### LISTING
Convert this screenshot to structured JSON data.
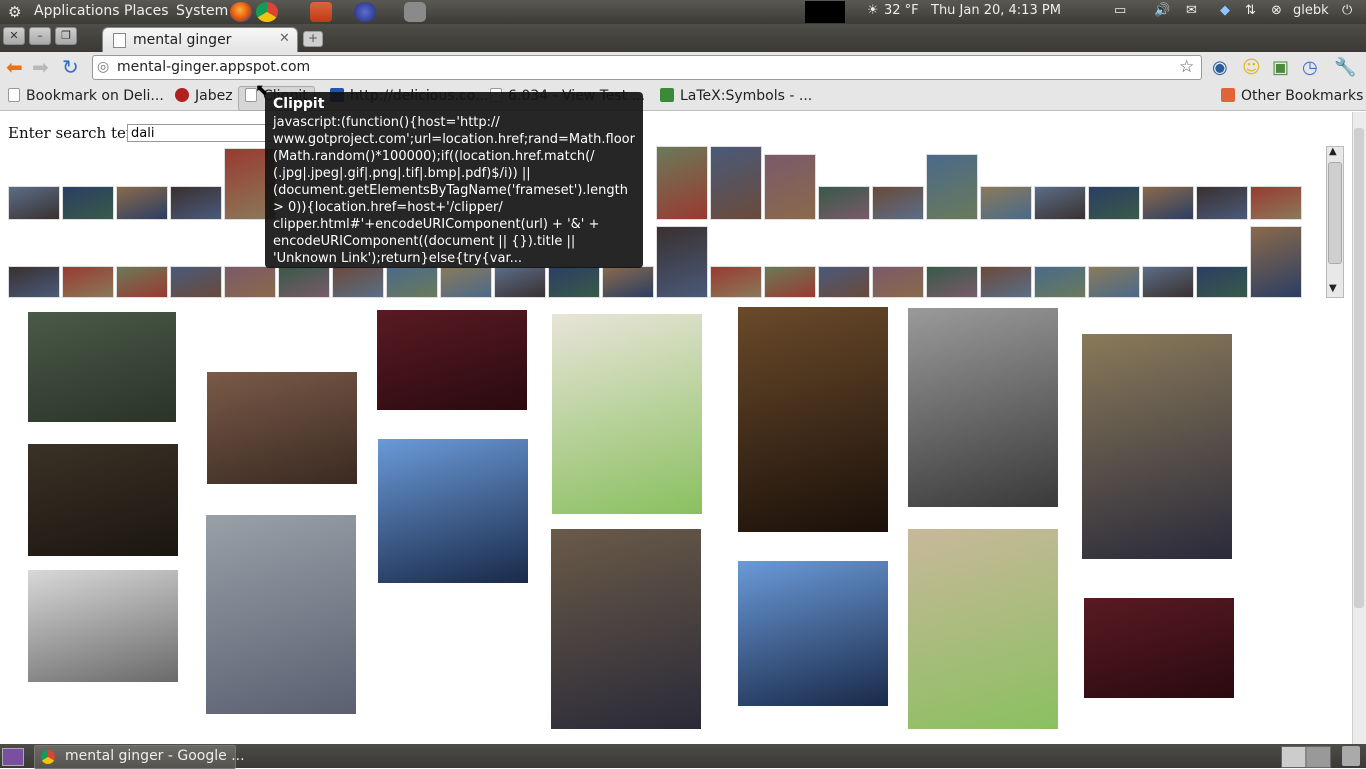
{
  "panel": {
    "menus": [
      "Applications",
      "Places",
      "System"
    ],
    "weather": "32 °F",
    "clock": "Thu Jan 20,  4:13 PM",
    "user": "glebk"
  },
  "browser": {
    "tab_title": "mental ginger",
    "url": "mental-ginger.appspot.com",
    "bookmarks": [
      {
        "label": "Bookmark on Deli...",
        "color": "#3d7ad6"
      },
      {
        "label": "Jabez",
        "color": "#b02020"
      },
      {
        "label": "Clippit",
        "color": "#d8d8d8"
      },
      {
        "label": "http://delicious.co...",
        "color": "#2255aa"
      },
      {
        "label": "6.034 - View Test ...",
        "color": "#777777"
      },
      {
        "label": "LaTeX:Symbols - ...",
        "color": "#3a8a3a"
      }
    ],
    "other_bookmarks": "Other Bookmarks"
  },
  "page": {
    "search_label": "Enter search term:",
    "search_value": "dali"
  },
  "tooltip": {
    "title": "Clippit",
    "body": "javascript:(function(){host='http://\nwww.gotproject.com';url=location.href;rand=Math.floor\n(Math.random()*100000);if((location.href.match(/\n(.jpg|.jpeg|.gif|.png|.tif|.bmp|.pdf)$/i)) ||\n(document.getElementsByTagName('frameset').length\n> 0)){location.href=host+'/clipper/\nclipper.html#'+encodeURIComponent(url) + '&' +\nencodeURIComponent((document || {}).title ||\n'Unknown Link');return}else{try{var..."
  },
  "taskbar": {
    "window_label": "mental ginger - Google ..."
  },
  "colors": {
    "panel": "#3c3b37",
    "toolbar": "#e6e6e6",
    "tooltip": "#141414"
  }
}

### GIVEN INSTRUCTION
Copy all lines above containing the string "ginger".

### OUTPUT FOR THIS EXERCISE
    "tab_title": "mental ginger",
    "url": "mental-ginger.appspot.com",
    "window_label": "mental ginger - Google ..."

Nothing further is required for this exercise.